Your objective: Give the entries again, word for word.

Data entries:

════════════════════

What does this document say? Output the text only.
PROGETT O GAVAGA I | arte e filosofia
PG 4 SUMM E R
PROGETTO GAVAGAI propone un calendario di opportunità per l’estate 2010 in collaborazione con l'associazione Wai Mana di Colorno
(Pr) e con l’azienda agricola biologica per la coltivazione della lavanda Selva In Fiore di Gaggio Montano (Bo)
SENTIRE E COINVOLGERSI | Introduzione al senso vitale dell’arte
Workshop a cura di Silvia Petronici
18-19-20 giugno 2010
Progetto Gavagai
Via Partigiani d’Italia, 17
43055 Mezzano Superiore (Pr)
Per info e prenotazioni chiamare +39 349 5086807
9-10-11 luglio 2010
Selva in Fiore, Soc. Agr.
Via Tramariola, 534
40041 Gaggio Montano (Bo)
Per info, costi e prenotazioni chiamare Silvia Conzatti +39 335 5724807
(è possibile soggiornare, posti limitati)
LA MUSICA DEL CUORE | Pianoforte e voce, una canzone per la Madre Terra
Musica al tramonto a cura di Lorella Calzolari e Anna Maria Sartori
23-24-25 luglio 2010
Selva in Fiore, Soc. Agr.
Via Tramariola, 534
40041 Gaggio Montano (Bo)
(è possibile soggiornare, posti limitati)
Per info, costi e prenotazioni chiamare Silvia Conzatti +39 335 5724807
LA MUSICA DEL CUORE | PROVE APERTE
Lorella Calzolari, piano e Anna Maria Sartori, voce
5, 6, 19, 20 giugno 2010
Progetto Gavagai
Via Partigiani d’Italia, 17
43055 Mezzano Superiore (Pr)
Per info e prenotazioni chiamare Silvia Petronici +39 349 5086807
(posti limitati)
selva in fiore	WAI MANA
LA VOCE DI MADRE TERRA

════════════════════

Response to the task:
What does this document say? Output the text only.
PROGETT O GAVAGA I | arte e filosofia
PG 4 SUMM E R
PROGETTO GAVAGAI propone un calendario di opportunità per l’estate 2010 in collaborazione con l'associazione Wai Mana di Colorno
(Pr) e con l’azienda agricola biologica per la coltivazione della lavanda Selva In Fiore di Gaggio Montano (Bo)
SENTIRE E COINVOLGERSI | Introduzione al senso vitale dell’arte
Workshop a cura di Silvia Petronici
18-19-20 giugno 2010
Progetto Gavagai
Via Partigiani d’Italia, 17
43055 Mezzano Superiore (Pr)
Per info e prenotazioni chiamare +39 349 5086807
9-10-11 luglio 2010
Selva in Fiore, Soc. Agr.
Via Tramariola, 534
40041 Gaggio Montano (Bo)
Per info, costi e prenotazioni chiamare Silvia Conzatti +39 335 5724807
(è possibile soggiornare, posti limitati)
LA MUSICA DEL CUORE | Pianoforte e voce, una canzone per la Madre Terra
Musica al tramonto a cura di Lorella Calzolari e Anna Maria Sartori
23-24-25 luglio 2010
Selva in Fiore, Soc. Agr.
Via Tramariola, 534
40041 Gaggio Montano (Bo)
(è possibile soggiornare, posti limitati)
Per info, costi e prenotazioni chiamare Silvia Conzatti +39 335 5724807
LA MUSICA DEL CUORE | PROVE APERTE
Lorella Calzolari, piano e Anna Maria Sartori, voce
5, 6, 19, 20 giugno 2010
Progetto Gavagai
Via Partigiani d’Italia, 17
43055 Mezzano Superiore (Pr)
Per info e prenotazioni chiamare Silvia Petronici +39 349 5086807
(posti limitati)
selva in fiore	WAI MANA
LA VOCE DI MADRE TERRA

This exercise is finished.